**THE EXERCISE**
Transcribe each record exactly. Include every one.

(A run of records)
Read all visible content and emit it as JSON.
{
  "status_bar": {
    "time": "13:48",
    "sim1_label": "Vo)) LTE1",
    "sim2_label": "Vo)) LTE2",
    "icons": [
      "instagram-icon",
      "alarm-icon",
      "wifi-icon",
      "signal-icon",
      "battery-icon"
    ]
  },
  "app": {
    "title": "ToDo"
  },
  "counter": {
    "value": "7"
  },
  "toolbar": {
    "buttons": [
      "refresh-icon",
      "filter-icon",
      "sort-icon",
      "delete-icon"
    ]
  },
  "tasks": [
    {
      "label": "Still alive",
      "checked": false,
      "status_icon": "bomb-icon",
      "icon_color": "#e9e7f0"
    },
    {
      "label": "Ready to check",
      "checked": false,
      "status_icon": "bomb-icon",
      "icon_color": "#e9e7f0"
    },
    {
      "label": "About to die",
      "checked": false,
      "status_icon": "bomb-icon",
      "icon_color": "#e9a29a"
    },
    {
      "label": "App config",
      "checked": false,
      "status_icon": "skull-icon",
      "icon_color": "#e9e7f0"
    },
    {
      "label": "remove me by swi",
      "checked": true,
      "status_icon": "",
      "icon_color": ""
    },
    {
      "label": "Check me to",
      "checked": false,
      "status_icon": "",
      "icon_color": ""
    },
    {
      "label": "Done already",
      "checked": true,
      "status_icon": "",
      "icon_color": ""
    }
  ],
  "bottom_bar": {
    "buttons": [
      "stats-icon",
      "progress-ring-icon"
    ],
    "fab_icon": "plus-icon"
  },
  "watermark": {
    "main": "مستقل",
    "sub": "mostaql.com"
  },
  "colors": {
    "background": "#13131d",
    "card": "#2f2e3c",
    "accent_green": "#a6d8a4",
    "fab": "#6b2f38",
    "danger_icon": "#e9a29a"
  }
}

**REPLY TO THE EXERCISE**
Read all visible content and emit it as JSON.
{
  "status_bar": {
    "time": "13:48",
    "sim1_label": "Vo)) LTE1",
    "sim2_label": "Vo)) LTE2",
    "icons": [
      "instagram-icon",
      "alarm-icon",
      "wifi-icon",
      "signal-icon",
      "battery-icon"
    ]
  },
  "app": {
    "title": "ToDo"
  },
  "counter": {
    "value": "7"
  },
  "toolbar": {
    "buttons": [
      "refresh-icon",
      "filter-icon",
      "sort-icon",
      "delete-icon"
    ]
  },
  "tasks": [
    {
      "label": "Still alive",
      "checked": false,
      "status_icon": "bomb-icon",
      "icon_color": "#e9e7f0"
    },
    {
      "label": "Ready to check",
      "checked": false,
      "status_icon": "bomb-icon",
      "icon_color": "#e9e7f0"
    },
    {
      "label": "About to die",
      "checked": false,
      "status_icon": "bomb-icon",
      "icon_color": "#e9a29a"
    },
    {
      "label": "App config",
      "checked": false,
      "status_icon": "skull-icon",
      "icon_color": "#e9e7f0"
    },
    {
      "label": "remove me by swi",
      "checked": true,
      "status_icon": "",
      "icon_color": ""
    },
    {
      "label": "Check me to",
      "checked": false,
      "status_icon": "",
      "icon_color": ""
    },
    {
      "label": "Done already",
      "checked": true,
      "status_icon": "",
      "icon_color": ""
    }
  ],
  "bottom_bar": {
    "buttons": [
      "stats-icon",
      "progress-ring-icon"
    ],
    "fab_icon": "plus-icon"
  },
  "watermark": {
    "main": "مستقل",
    "sub": "mostaql.com"
  },
  "colors": {
    "background": "#13131d",
    "card": "#2f2e3c",
    "accent_green": "#a6d8a4",
    "fab": "#6b2f38",
    "danger_icon": "#e9a29a"
  }
}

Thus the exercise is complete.